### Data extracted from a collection
---+---

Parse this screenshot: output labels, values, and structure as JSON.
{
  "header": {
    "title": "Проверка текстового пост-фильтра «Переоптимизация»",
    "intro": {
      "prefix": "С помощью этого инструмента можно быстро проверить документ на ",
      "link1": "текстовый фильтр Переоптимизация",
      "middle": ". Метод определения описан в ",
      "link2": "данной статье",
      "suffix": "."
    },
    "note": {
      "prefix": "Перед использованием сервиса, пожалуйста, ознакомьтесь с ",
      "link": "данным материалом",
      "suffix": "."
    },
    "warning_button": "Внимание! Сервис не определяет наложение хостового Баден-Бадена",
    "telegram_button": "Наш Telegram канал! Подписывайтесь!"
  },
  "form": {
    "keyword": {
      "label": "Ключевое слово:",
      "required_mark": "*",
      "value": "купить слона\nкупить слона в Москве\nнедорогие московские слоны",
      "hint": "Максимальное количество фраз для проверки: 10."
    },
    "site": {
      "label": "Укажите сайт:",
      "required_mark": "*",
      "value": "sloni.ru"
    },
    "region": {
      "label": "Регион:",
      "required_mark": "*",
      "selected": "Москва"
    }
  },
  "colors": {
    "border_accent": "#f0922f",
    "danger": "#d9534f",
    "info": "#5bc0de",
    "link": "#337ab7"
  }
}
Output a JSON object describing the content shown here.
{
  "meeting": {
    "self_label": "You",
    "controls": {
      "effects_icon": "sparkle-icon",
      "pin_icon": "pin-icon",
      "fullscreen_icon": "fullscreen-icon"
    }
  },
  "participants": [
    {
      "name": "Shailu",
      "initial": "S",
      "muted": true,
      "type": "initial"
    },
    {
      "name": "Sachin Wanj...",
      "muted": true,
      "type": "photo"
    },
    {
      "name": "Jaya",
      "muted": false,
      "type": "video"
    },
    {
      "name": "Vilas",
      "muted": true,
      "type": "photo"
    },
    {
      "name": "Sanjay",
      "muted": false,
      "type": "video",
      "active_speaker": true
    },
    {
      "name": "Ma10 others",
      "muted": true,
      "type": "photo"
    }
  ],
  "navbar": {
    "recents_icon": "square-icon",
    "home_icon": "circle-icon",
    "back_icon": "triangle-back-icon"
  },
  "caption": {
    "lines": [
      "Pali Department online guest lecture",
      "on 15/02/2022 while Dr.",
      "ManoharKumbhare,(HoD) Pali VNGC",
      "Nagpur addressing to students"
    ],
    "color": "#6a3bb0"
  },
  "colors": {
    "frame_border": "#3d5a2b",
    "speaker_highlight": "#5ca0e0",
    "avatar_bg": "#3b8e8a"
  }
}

---+---

### Task statement
Exactly as shown above, return every record.

### Solution to this problem
Parse this screenshot: output labels, values, and structure as JSON.
{
  "header": {
    "title": "Проверка текстового пост-фильтра «Переоптимизация»",
    "intro": {
      "prefix": "С помощью этого инструмента можно быстро проверить документ на ",
      "link1": "текстовый фильтр Переоптимизация",
      "middle": ". Метод определения описан в ",
      "link2": "данной статье",
      "suffix": "."
    },
    "note": {
      "prefix": "Перед использованием сервиса, пожалуйста, ознакомьтесь с ",
      "link": "данным материалом",
      "suffix": "."
    },
    "warning_button": "Внимание! Сервис не определяет наложение хостового Баден-Бадена",
    "telegram_button": "Наш Telegram канал! Подписывайтесь!"
  },
  "form": {
    "keyword": {
      "label": "Ключевое слово:",
      "required_mark": "*",
      "value": "купить слона\nкупить слона в Москве\nнедорогие московские слоны",
      "hint": "Максимальное количество фраз для проверки: 10."
    },
    "site": {
      "label": "Укажите сайт:",
      "required_mark": "*",
      "value": "sloni.ru"
    },
    "region": {
      "label": "Регион:",
      "required_mark": "*",
      "selected": "Москва"
    }
  },
  "colors": {
    "border_accent": "#f0922f",
    "danger": "#d9534f",
    "info": "#5bc0de",
    "link": "#337ab7"
  }
}
Output a JSON object describing the content shown here.
{
  "meeting": {
    "self_label": "You",
    "controls": {
      "effects_icon": "sparkle-icon",
      "pin_icon": "pin-icon",
      "fullscreen_icon": "fullscreen-icon"
    }
  },
  "participants": [
    {
      "name": "Shailu",
      "initial": "S",
      "muted": true,
      "type": "initial"
    },
    {
      "name": "Sachin Wanj...",
      "muted": true,
      "type": "photo"
    },
    {
      "name": "Jaya",
      "muted": false,
      "type": "video"
    },
    {
      "name": "Vilas",
      "muted": true,
      "type": "photo"
    },
    {
      "name": "Sanjay",
      "muted": false,
      "type": "video",
      "active_speaker": true
    },
    {
      "name": "Ma10 others",
      "muted": true,
      "type": "photo"
    }
  ],
  "navbar": {
    "recents_icon": "square-icon",
    "home_icon": "circle-icon",
    "back_icon": "triangle-back-icon"
  },
  "caption": {
    "lines": [
      "Pali Department online guest lecture",
      "on 15/02/2022 while Dr.",
      "ManoharKumbhare,(HoD) Pali VNGC",
      "Nagpur addressing to students"
    ],
    "color": "#6a3bb0"
  },
  "colors": {
    "frame_border": "#3d5a2b",
    "speaker_highlight": "#5ca0e0",
    "avatar_bg": "#3b8e8a"
  }
}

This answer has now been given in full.